▸ **Data provided**
+++++
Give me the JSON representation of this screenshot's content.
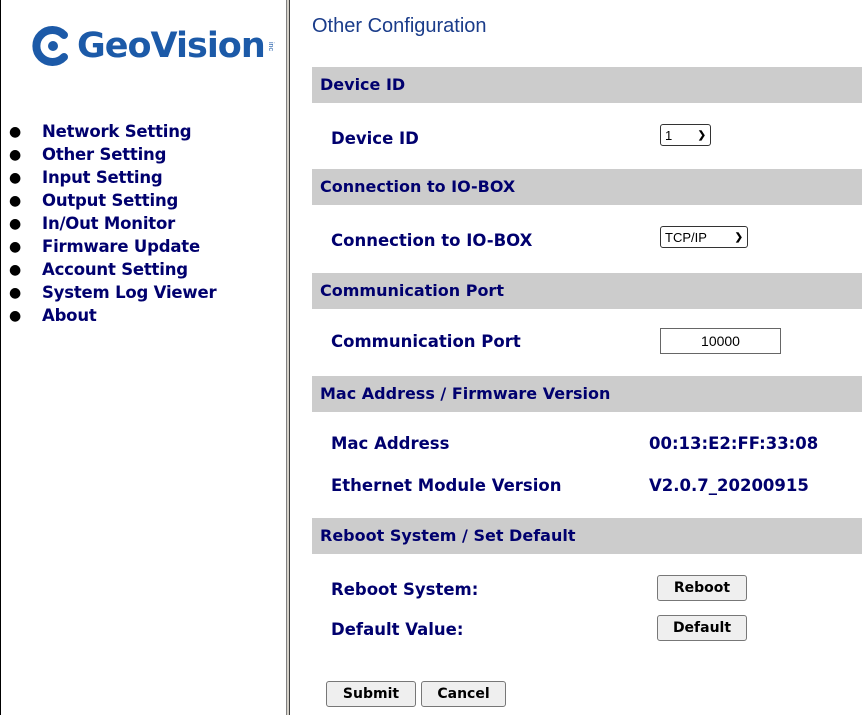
{
  "logo": {
    "brand": "GeoVision",
    "suffix": "inc"
  },
  "nav": {
    "items": [
      {
        "label": "Network Setting"
      },
      {
        "label": "Other Setting"
      },
      {
        "label": "Input Setting"
      },
      {
        "label": "Output Setting"
      },
      {
        "label": "In/Out Monitor"
      },
      {
        "label": "Firmware Update"
      },
      {
        "label": "Account Setting"
      },
      {
        "label": "System Log Viewer"
      },
      {
        "label": "About"
      }
    ]
  },
  "page": {
    "title": "Other Configuration",
    "sections": {
      "device_id": {
        "header": "Device ID",
        "label": "Device ID",
        "selected": "1"
      },
      "connection": {
        "header": "Connection to IO-BOX",
        "label": "Connection to IO-BOX",
        "selected": "TCP/IP"
      },
      "comm_port": {
        "header": "Communication Port",
        "label": "Communication Port",
        "value": "10000"
      },
      "mac_fw": {
        "header": "Mac Address / Firmware Version",
        "mac_label": "Mac Address",
        "mac_value": "00:13:E2:FF:33:08",
        "eth_label": "Ethernet Module Version",
        "eth_value": "V2.0.7_20200915"
      },
      "reboot": {
        "header": "Reboot System / Set Default",
        "reboot_label": "Reboot System:",
        "reboot_button": "Reboot",
        "default_label": "Default Value:",
        "default_button": "Default"
      }
    },
    "submit_button": "Submit",
    "cancel_button": "Cancel"
  },
  "colors": {
    "link": "#00006e",
    "section_bg": "#cccccc",
    "title": "#1a3c8a",
    "logo": "#1c5aa8"
  }
}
+++++
▸ **Your task**
Restate every record exactly, please; do not copy the pictures.

▸ **The response**
Give me the JSON representation of this screenshot's content.
{
  "logo": {
    "brand": "GeoVision",
    "suffix": "inc"
  },
  "nav": {
    "items": [
      {
        "label": "Network Setting"
      },
      {
        "label": "Other Setting"
      },
      {
        "label": "Input Setting"
      },
      {
        "label": "Output Setting"
      },
      {
        "label": "In/Out Monitor"
      },
      {
        "label": "Firmware Update"
      },
      {
        "label": "Account Setting"
      },
      {
        "label": "System Log Viewer"
      },
      {
        "label": "About"
      }
    ]
  },
  "page": {
    "title": "Other Configuration",
    "sections": {
      "device_id": {
        "header": "Device ID",
        "label": "Device ID",
        "selected": "1"
      },
      "connection": {
        "header": "Connection to IO-BOX",
        "label": "Connection to IO-BOX",
        "selected": "TCP/IP"
      },
      "comm_port": {
        "header": "Communication Port",
        "label": "Communication Port",
        "value": "10000"
      },
      "mac_fw": {
        "header": "Mac Address / Firmware Version",
        "mac_label": "Mac Address",
        "mac_value": "00:13:E2:FF:33:08",
        "eth_label": "Ethernet Module Version",
        "eth_value": "V2.0.7_20200915"
      },
      "reboot": {
        "header": "Reboot System / Set Default",
        "reboot_label": "Reboot System:",
        "reboot_button": "Reboot",
        "default_label": "Default Value:",
        "default_button": "Default"
      }
    },
    "submit_button": "Submit",
    "cancel_button": "Cancel"
  },
  "colors": {
    "link": "#00006e",
    "section_bg": "#cccccc",
    "title": "#1a3c8a",
    "logo": "#1c5aa8"
  }
}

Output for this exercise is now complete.